### Records shown
★ ★ ★ ★ ★
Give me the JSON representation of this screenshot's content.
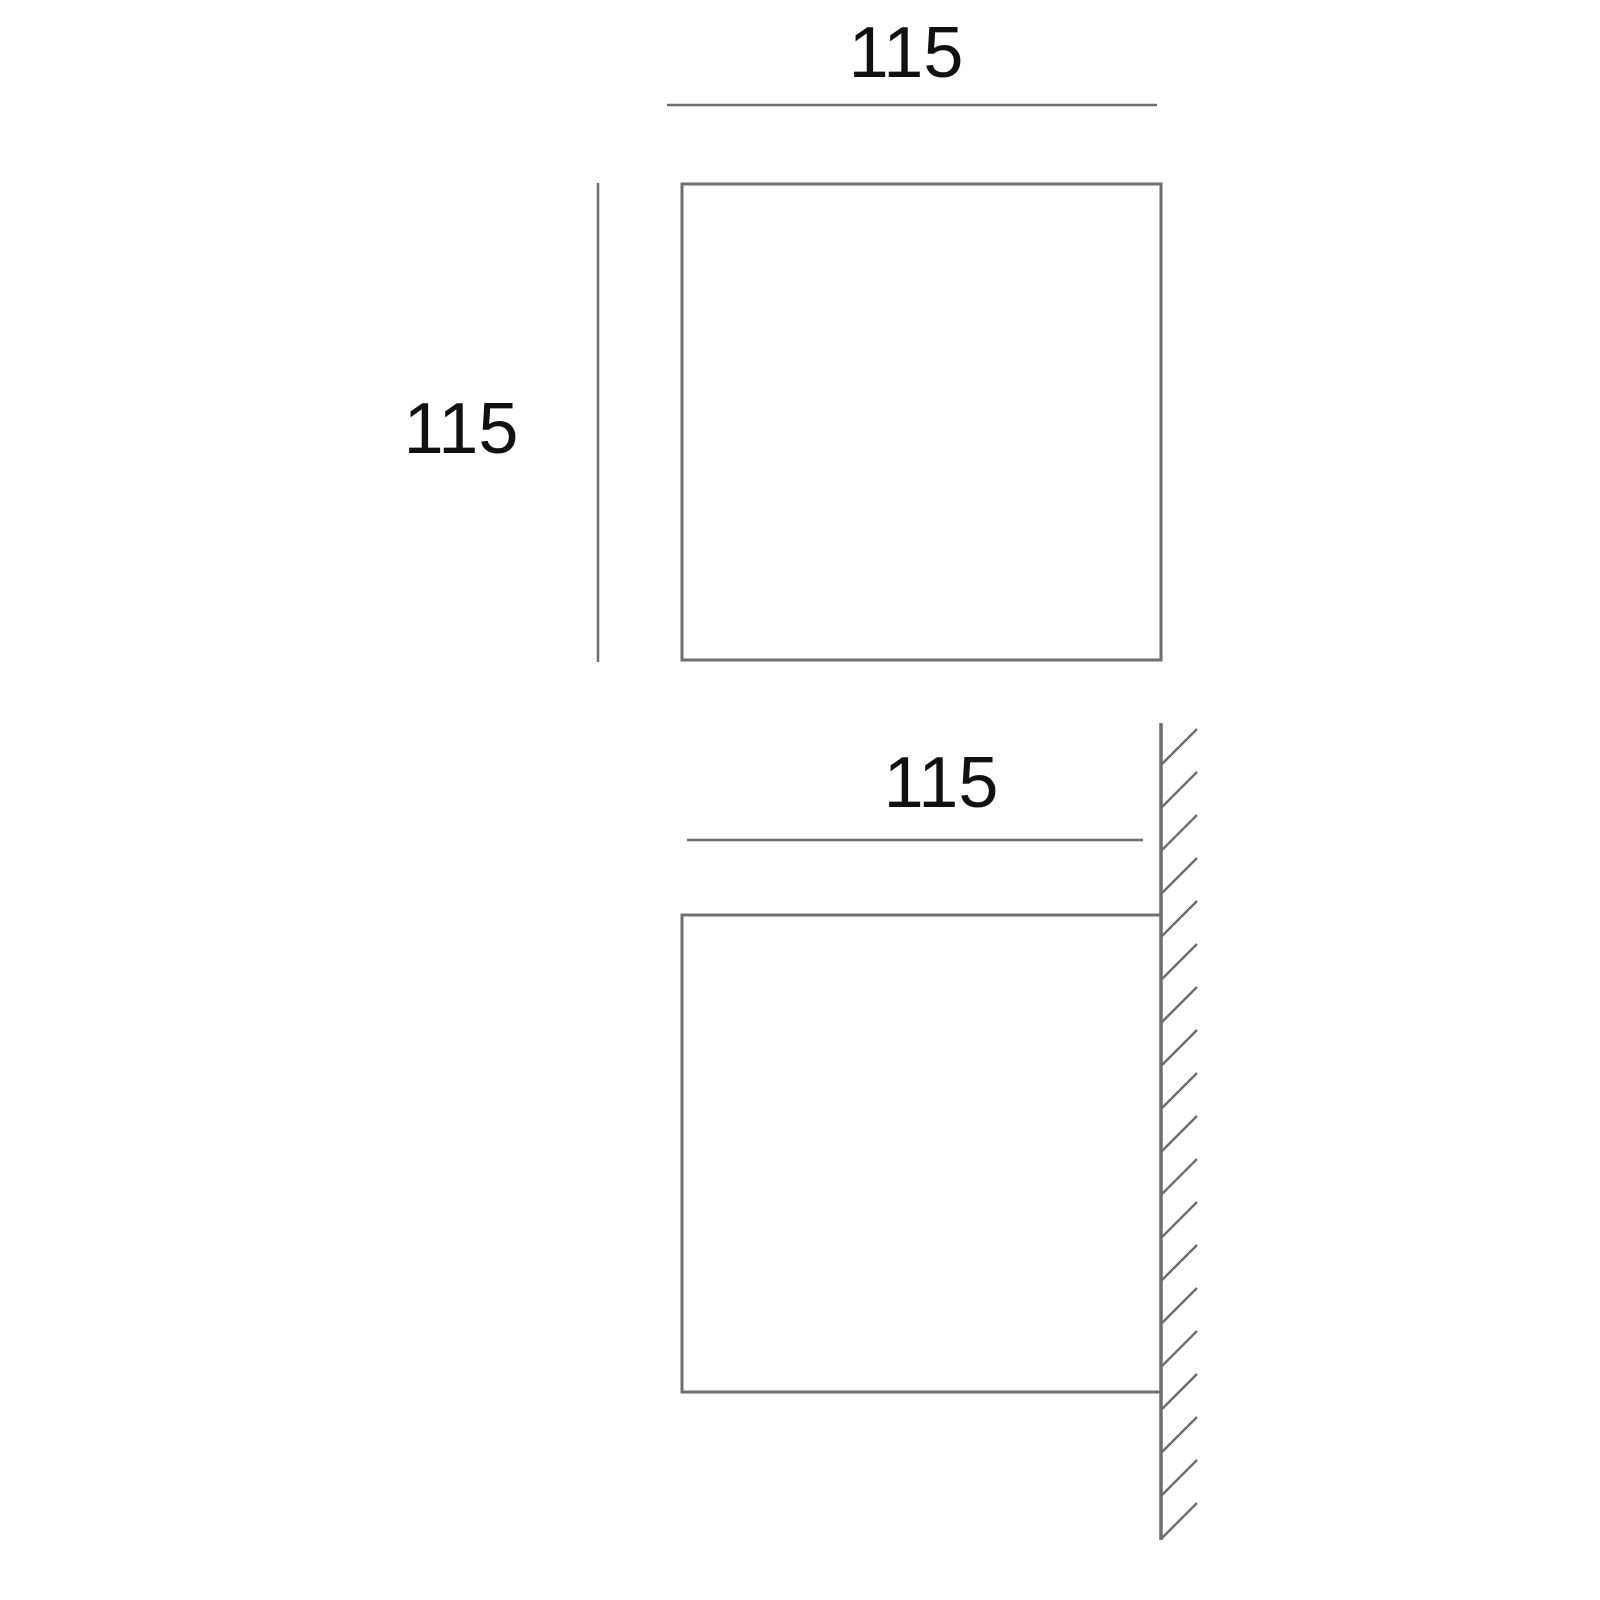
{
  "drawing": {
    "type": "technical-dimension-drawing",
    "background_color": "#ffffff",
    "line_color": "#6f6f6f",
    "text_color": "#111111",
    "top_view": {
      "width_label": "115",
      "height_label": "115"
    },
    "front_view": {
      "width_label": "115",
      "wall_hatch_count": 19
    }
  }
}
★ ★ ★ ★ ★
Return all of the entries exactly as written, but drop any pictures they hold.

### Finished answer
Give me the JSON representation of this screenshot's content.
{
  "drawing": {
    "type": "technical-dimension-drawing",
    "background_color": "#ffffff",
    "line_color": "#6f6f6f",
    "text_color": "#111111",
    "top_view": {
      "width_label": "115",
      "height_label": "115"
    },
    "front_view": {
      "width_label": "115",
      "wall_hatch_count": 19
    }
  }
}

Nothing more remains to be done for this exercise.